# What to do:
Exactly reproduce the entries, dropping any pictures from your copy.

### Source data

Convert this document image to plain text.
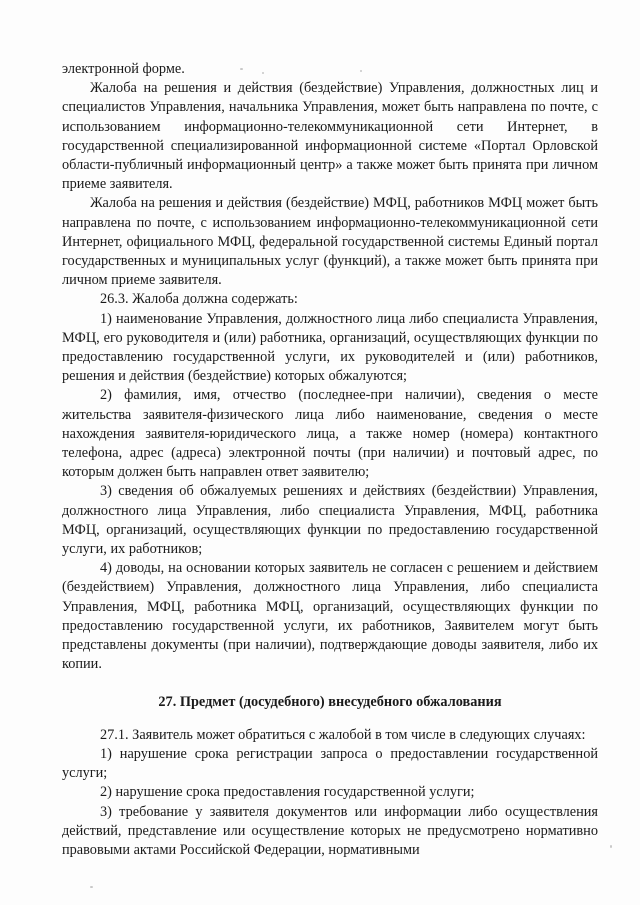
электронной форме.

Жалоба на решения и действия (бездействие) Управления, должностных лиц и специалистов Управления, начальника Управления, может быть направлена по почте, с использованием информационно-телекоммуникационной сети Интернет, в государственной специализированной информационной системе «Портал Орловской области-публичный информационный центр» а также может быть принята при личном приеме заявителя.

Жалоба на решения и действия (бездействие) МФЦ, работников МФЦ может быть направлена по почте, с использованием информационно-телекоммуникационной сети Интернет, официального МФЦ, федеральной государственной системы Единый портал государственных и муниципальных услуг (функций), а также может быть принята при личном приеме заявителя.

26.3. Жалоба должна содержать:

1) наименование Управления, должностного лица либо специалиста Управления, МФЦ, его руководителя и (или) работника, организаций, осуществляющих функции по предоставлению государственной услуги, их руководителей и (или) работников, решения и действия (бездействие) которых обжалуются;

2) фамилия, имя, отчество (последнее-при наличии), сведения о месте жительства заявителя-физического лица либо наименование, сведения о месте нахождения заявителя-юридического лица, а также номер (номера) контактного телефона, адрес (адреса) электронной почты (при наличии) и почтовый адрес, по которым должен быть направлен ответ заявителю;

3) сведения об обжалуемых решениях и действиях (бездействии) Управления, должностного лица Управления, либо специалиста Управления, МФЦ, работника МФЦ, организаций, осуществляющих функции по предоставлению государственной услуги, их работников;

4) доводы, на основании которых заявитель не согласен с решением и действием (бездействием) Управления, должностного лица Управления, либо специалиста Управления, МФЦ, работника МФЦ, организаций, осуществляющих функции по предоставлению государственной услуги, их работников, Заявителем могут быть представлены документы (при наличии), подтверждающие доводы заявителя, либо их копии.

27. Предмет (досудебного) внесудебного обжалования

27.1. Заявитель может обратиться с жалобой в том числе в следующих случаях:

1) нарушение срока регистрации запроса о предоставлении государственной услуги;

2) нарушение срока предоставления государственной услуги;

3) требование у заявителя документов или информации либо осуществления действий, представление или осуществление которых не предусмотрено нормативно правовыми актами Российской Федерации, нормативными
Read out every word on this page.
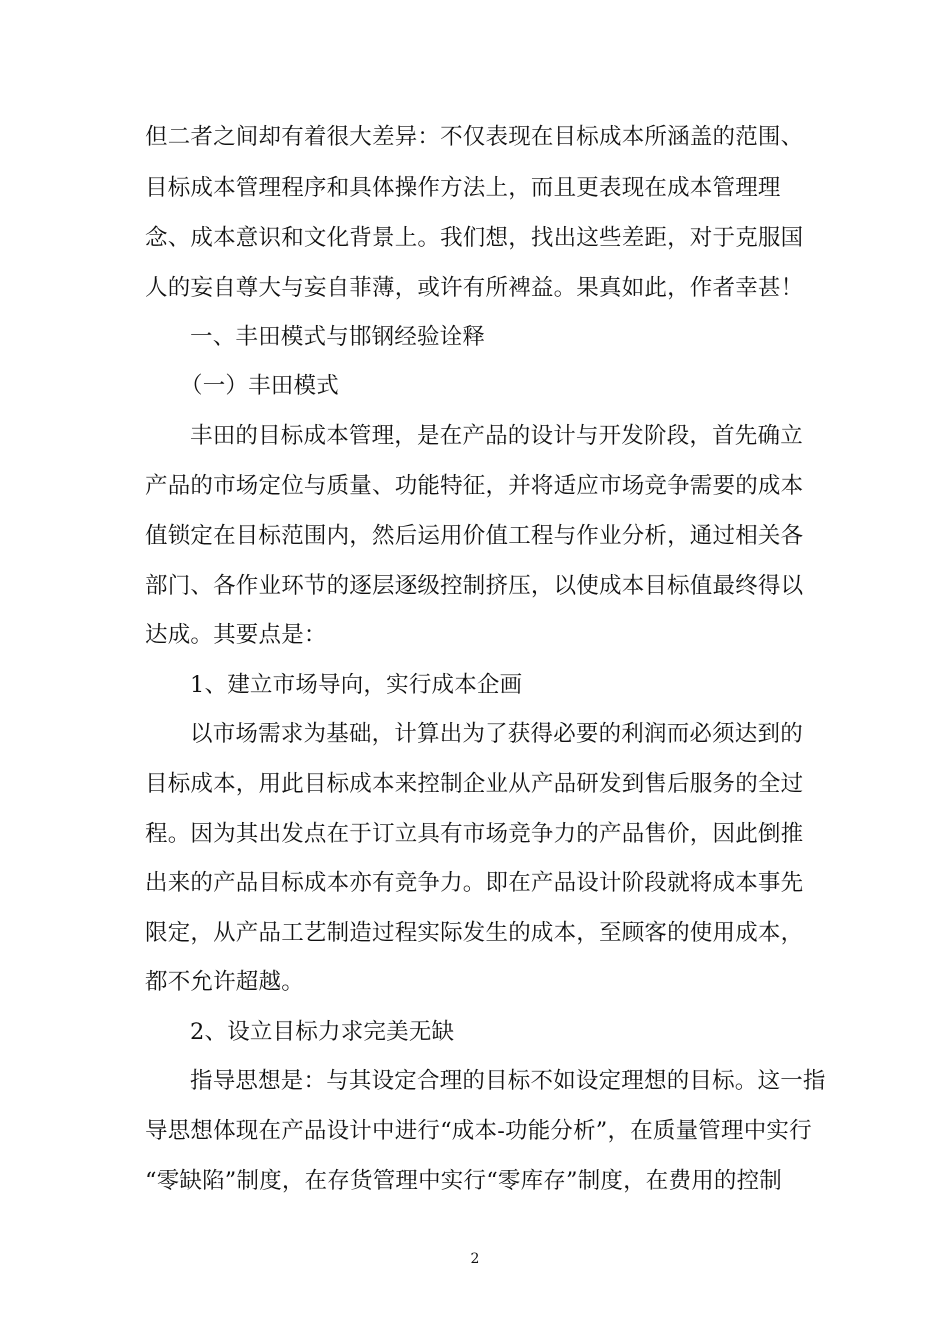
但二者之间却有着很大差异：不仅表现在目标成本所涵盖的范围、
目标成本管理程序和具体操作方法上，而且更表现在成本管理理
念、成本意识和文化背景上。我们想，找出这些差距，对于克服国
人的妄自尊大与妄自菲薄，或许有所裨益。果真如此，作者幸甚！
一、丰田模式与邯钢经验诠释
（一）丰田模式
丰田的目标成本管理，是在产品的设计与开发阶段，首先确立
产品的市场定位与质量、功能特征，并将适应市场竞争需要的成本
值锁定在目标范围内，然后运用价值工程与作业分析，通过相关各
部门、各作业环节的逐层逐级控制挤压，以使成本目标值最终得以
达成。其要点是：
1、建立市场导向，实行成本企画
以市场需求为基础，计算出为了获得必要的利润而必须达到的
目标成本，用此目标成本来控制企业从产品研发到售后服务的全过
程。因为其出发点在于订立具有市场竞争力的产品售价，因此倒推
出来的产品目标成本亦有竞争力。即在产品设计阶段就将成本事先
限定，从产品工艺制造过程实际发生的成本，至顾客的使用成本，
都不允许超越。
2、设立目标力求完美无缺
指导思想是：与其设定合理的目标不如设定理想的目标。这一指
导思想体现在产品设计中进行“成本-功能分析”，在质量管理中实行
“零缺陷”制度，在存货管理中实行“零库存”制度，在费用的控制
2
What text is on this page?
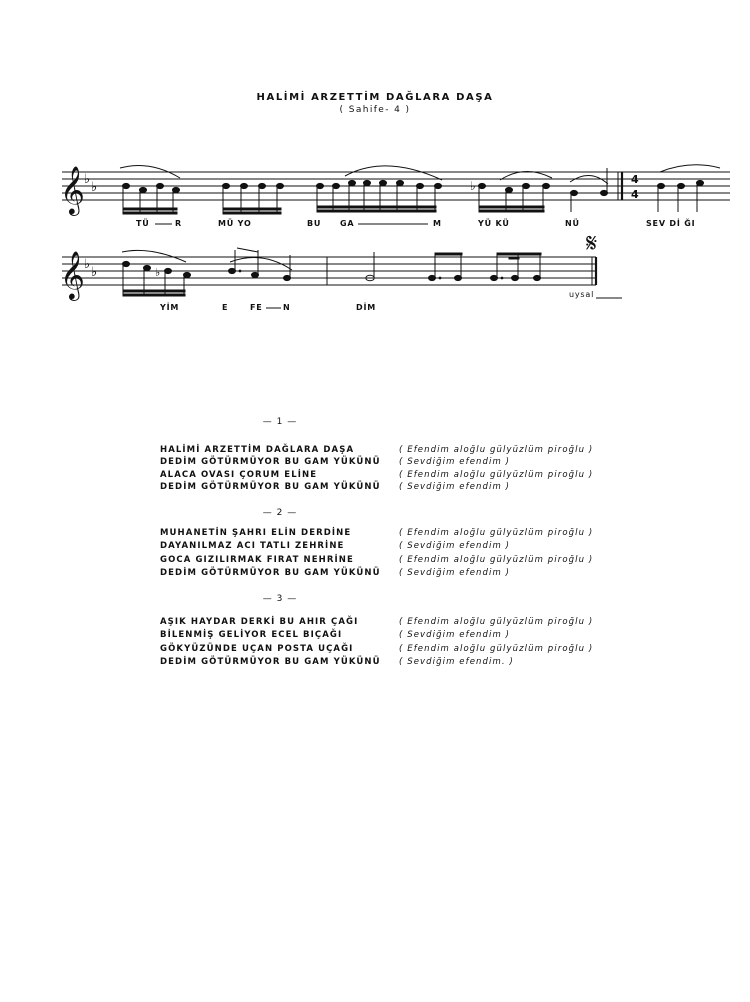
HALİMİ ARZETTİM DAĞLARA DAŞA
( Sahife- 4 )
𝄞 ♭
♭
4
4
♭
TÜ	R	MÜ YO	BU GA	M	YÜ KÜ	NÜ	SEV Dİ ĞI
𝄞 ♭
♭	♭
𝄋
YİM	E	FE	N	DİM
uysal
— 1 —
HALİMİ ARZETTİM DAĞLARA DAŞA	( Efendim aloğlu gülyüzlüm piroğlu )
DEDİM GÖTÜRMÜYOR BU GAM YÜKÜNÜ ( Sevdiğim efendim )
ALACA OVASI ÇORUM ELİNE	( Efendim aloğlu gülyüzlüm piroğlu )
DEDİM GÖTÜRMÜYOR BU GAM YÜKÜNÜ ( Sevdiğim efendim )
— 2 —
MUHANETİN ŞAHRI ELİN DERDİNE	( Efendim aloğlu gülyüzlüm piroğlu )
DAYANILMAZ ACI TATLI ZEHRİNE	( Sevdiğim efendim )
GOCA GIZILIRMAK FIRAT NEHRİNE	( Efendim aloğlu gülyüzlüm piroğlu )
DEDİM GÖTÜRMÜYOR BU GAM YÜKÜNÜ ( Sevdiğim efendim )
— 3 —
AŞIK HAYDAR DERKİ BU AHIR ÇAĞI	( Efendim aloğlu gülyüzlüm piroğlu )
BİLENMİŞ GELİYOR ECEL BIÇAĞI	( Sevdiğim efendim )
GÖKYÜZÜNDE UÇAN POSTA UÇAĞI	( Efendim aloğlu gülyüzlüm piroğlu )
DEDİM GÖTÜRMÜYOR BU GAM YÜKÜNÜ ( Sevdiğim efendim. )
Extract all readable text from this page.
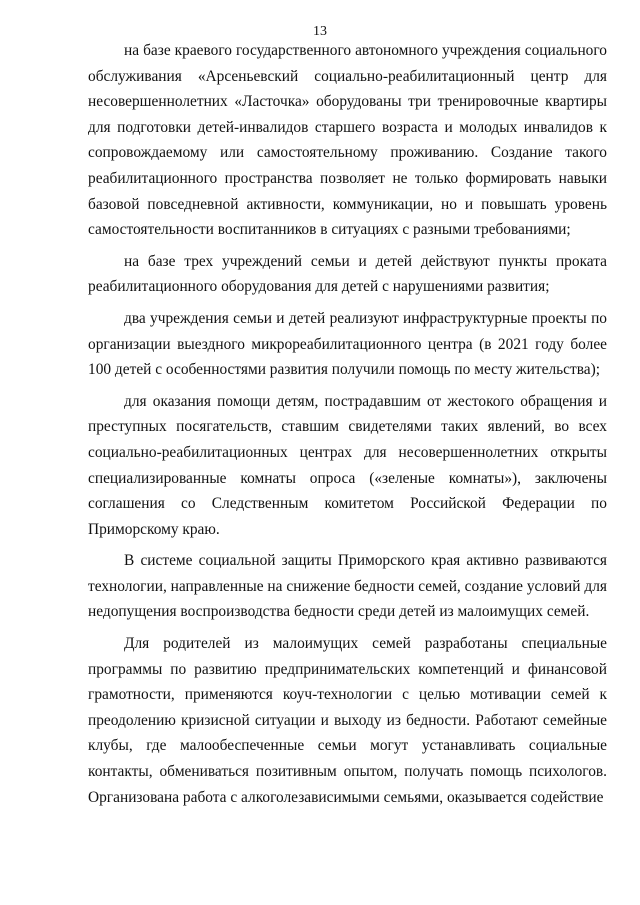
13

на базе краевого государственного автономного учреждения социального обслуживания «Арсеньевский социально-реабилитационный центр для несовершеннолетних «Ласточка» оборудованы три тренировочные квартиры для подготовки детей-инвалидов старшего возраста и молодых инвалидов к сопровождаемому или самостоятельному проживанию. Создание такого реабилитационного пространства позволяет не только формировать навыки базовой повседневной активности, коммуникации, но и повышать уровень самостоятельности воспитанников в ситуациях с разными требованиями;

на базе трех учреждений семьи и детей действуют пункты проката реабилитационного оборудования для детей с нарушениями развития;

два учреждения семьи и детей реализуют инфраструктурные проекты по организации выездного микрореабилитационного центра (в 2021 году более 100 детей с особенностями развития получили помощь по месту жительства);

для оказания помощи детям, пострадавшим от жестокого обращения и преступных посягательств, ставшим свидетелями таких явлений, во всех социально-реабилитационных центрах для несовершеннолетних открыты специализированные комнаты опроса («зеленые комнаты»), заключены соглашения со Следственным комитетом Российской Федерации по Приморскому краю.

В системе социальной защиты Приморского края активно развиваются технологии, направленные на снижение бедности семей, создание условий для недопущения воспроизводства бедности среди детей из малоимущих семей.

Для родителей из малоимущих семей разработаны специальные программы по развитию предпринимательских компетенций и финансовой грамотности, применяются коуч-технологии с целью мотивации семей к преодолению кризисной ситуации и выходу из бедности. Работают семейные клубы, где малообеспеченные семьи могут устанавливать социальные контакты, обмениваться позитивным опытом, получать помощь психологов. Организована работа с алкоголезависимыми семьями, оказывается содействие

######

# Reply to the exercise:
Convert this document image to plain text.
электронной форме.

Жалоба на решения и действия (бездействие) Управления, должностных лиц и специалистов Управления, начальника Управления, может быть направлена по почте, с использованием информационно-телекоммуникационной сети Интернет, в государственной специализированной информационной системе «Портал Орловской области-публичный информационный центр» а также может быть принята при личном приеме заявителя.

Жалоба на решения и действия (бездействие) МФЦ, работников МФЦ может быть направлена по почте, с использованием информационно-телекоммуникационной сети Интернет, официального МФЦ, федеральной государственной системы Единый портал государственных и муниципальных услуг (функций), а также может быть принята при личном приеме заявителя.

26.3. Жалоба должна содержать:

1) наименование Управления, должностного лица либо специалиста Управления, МФЦ, его руководителя и (или) работника, организаций, осуществляющих функции по предоставлению государственной услуги, их руководителей и (или) работников, решения и действия (бездействие) которых обжалуются;

2) фамилия, имя, отчество (последнее-при наличии), сведения о месте жительства заявителя-физического лица либо наименование, сведения о месте нахождения заявителя-юридического лица, а также номер (номера) контактного телефона, адрес (адреса) электронной почты (при наличии) и почтовый адрес, по которым должен быть направлен ответ заявителю;

3) сведения об обжалуемых решениях и действиях (бездействии) Управления, должностного лица Управления, либо специалиста Управления, МФЦ, работника МФЦ, организаций, осуществляющих функции по предоставлению государственной услуги, их работников;

4) доводы, на основании которых заявитель не согласен с решением и действием (бездействием) Управления, должностного лица Управления, либо специалиста Управления, МФЦ, работника МФЦ, организаций, осуществляющих функции по предоставлению государственной услуги, их работников, Заявителем могут быть представлены документы (при наличии), подтверждающие доводы заявителя, либо их копии.

27. Предмет (досудебного) внесудебного обжалования

27.1. Заявитель может обратиться с жалобой в том числе в следующих случаях:

1) нарушение срока регистрации запроса о предоставлении государственной услуги;

2) нарушение срока предоставления государственной услуги;

3) требование у заявителя документов или информации либо осуществления действий, представление или осуществление которых не предусмотрено нормативно правовыми актами Российской Федерации, нормативными
Read out every word on this page.
但二者之间却有着很大差异：不仅表现在目标成本所涵盖的范围、
目标成本管理程序和具体操作方法上，而且更表现在成本管理理
念、成本意识和文化背景上。我们想，找出这些差距，对于克服国
人的妄自尊大与妄自菲薄，或许有所裨益。果真如此，作者幸甚！
一、丰田模式与邯钢经验诠释
（一）丰田模式
丰田的目标成本管理，是在产品的设计与开发阶段，首先确立
产品的市场定位与质量、功能特征，并将适应市场竞争需要的成本
值锁定在目标范围内，然后运用价值工程与作业分析，通过相关各
部门、各作业环节的逐层逐级控制挤压，以使成本目标值最终得以
达成。其要点是：
1、建立市场导向，实行成本企画
以市场需求为基础，计算出为了获得必要的利润而必须达到的
目标成本，用此目标成本来控制企业从产品研发到售后服务的全过
程。因为其出发点在于订立具有市场竞争力的产品售价，因此倒推
出来的产品目标成本亦有竞争力。即在产品设计阶段就将成本事先
限定，从产品工艺制造过程实际发生的成本，至顾客的使用成本，
都不允许超越。
2、设立目标力求完美无缺
指导思想是：与其设定合理的目标不如设定理想的目标。这一指
导思想体现在产品设计中进行“成本-功能分析”，在质量管理中实行
“零缺陷”制度，在存货管理中实行“零库存”制度，在费用的控制
2
What text is on this page?
HALİMİ ARZETTİM DAĞLARA DAŞA
( Sahife- 4 )
𝄞 ♭
♭
4
4
♭
TÜ	R	MÜ YO	BU GA	M	YÜ KÜ	NÜ	SEV Dİ ĞI
𝄞 ♭
♭	♭
𝄋
YİM	E	FE	N	DİM
uysal
— 1 —
HALİMİ ARZETTİM DAĞLARA DAŞA	( Efendim aloğlu gülyüzlüm piroğlu )
DEDİM GÖTÜRMÜYOR BU GAM YÜKÜNÜ ( Sevdiğim efendim )
ALACA OVASI ÇORUM ELİNE	( Efendim aloğlu gülyüzlüm piroğlu )
DEDİM GÖTÜRMÜYOR BU GAM YÜKÜNÜ ( Sevdiğim efendim )
— 2 —
MUHANETİN ŞAHRI ELİN DERDİNE	( Efendim aloğlu gülyüzlüm piroğlu )
DAYANILMAZ ACI TATLI ZEHRİNE	( Sevdiğim efendim )
GOCA GIZILIRMAK FIRAT NEHRİNE	( Efendim aloğlu gülyüzlüm piroğlu )
DEDİM GÖTÜRMÜYOR BU GAM YÜKÜNÜ ( Sevdiğim efendim )
— 3 —
AŞIK HAYDAR DERKİ BU AHIR ÇAĞI	( Efendim aloğlu gülyüzlüm piroğlu )
BİLENMİŞ GELİYOR ECEL BIÇAĞI	( Sevdiğim efendim )
GÖKYÜZÜNDE UÇAN POSTA UÇAĞI	( Efendim aloğlu gülyüzlüm piroğlu )
DEDİM GÖTÜRMÜYOR BU GAM YÜKÜNÜ ( Sevdiğim efendim. )
Extract all readable text from this page.
13

на базе краевого государственного автономного учреждения социального обслуживания «Арсеньевский социально-реабилитационный центр для несовершеннолетних «Ласточка» оборудованы три тренировочные квартиры для подготовки детей-инвалидов старшего возраста и молодых инвалидов к сопровождаемому или самостоятельному проживанию. Создание такого реабилитационного пространства позволяет не только формировать навыки базовой повседневной активности, коммуникации, но и повышать уровень самостоятельности воспитанников в ситуациях с разными требованиями;

на базе трех учреждений семьи и детей действуют пункты проката реабилитационного оборудования для детей с нарушениями развития;

два учреждения семьи и детей реализуют инфраструктурные проекты по организации выездного микрореабилитационного центра (в 2021 году более 100 детей с особенностями развития получили помощь по месту жительства);

для оказания помощи детям, пострадавшим от жестокого обращения и преступных посягательств, ставшим свидетелями таких явлений, во всех социально-реабилитационных центрах для несовершеннолетних открыты специализированные комнаты опроса («зеленые комнаты»), заключены соглашения со Следственным комитетом Российской Федерации по Приморскому краю.

В системе социальной защиты Приморского края активно развиваются технологии, направленные на снижение бедности семей, создание условий для недопущения воспроизводства бедности среди детей из малоимущих семей.

Для родителей из малоимущих семей разработаны специальные программы по развитию предпринимательских компетенций и финансовой грамотности, применяются коуч-технологии с целью мотивации семей к преодолению кризисной ситуации и выходу из бедности. Работают семейные клубы, где малообеспеченные семьи могут устанавливать социальные контакты, обмениваться позитивным опытом, получать помощь психологов. Организована работа с алкоголезависимыми семьями, оказывается содействие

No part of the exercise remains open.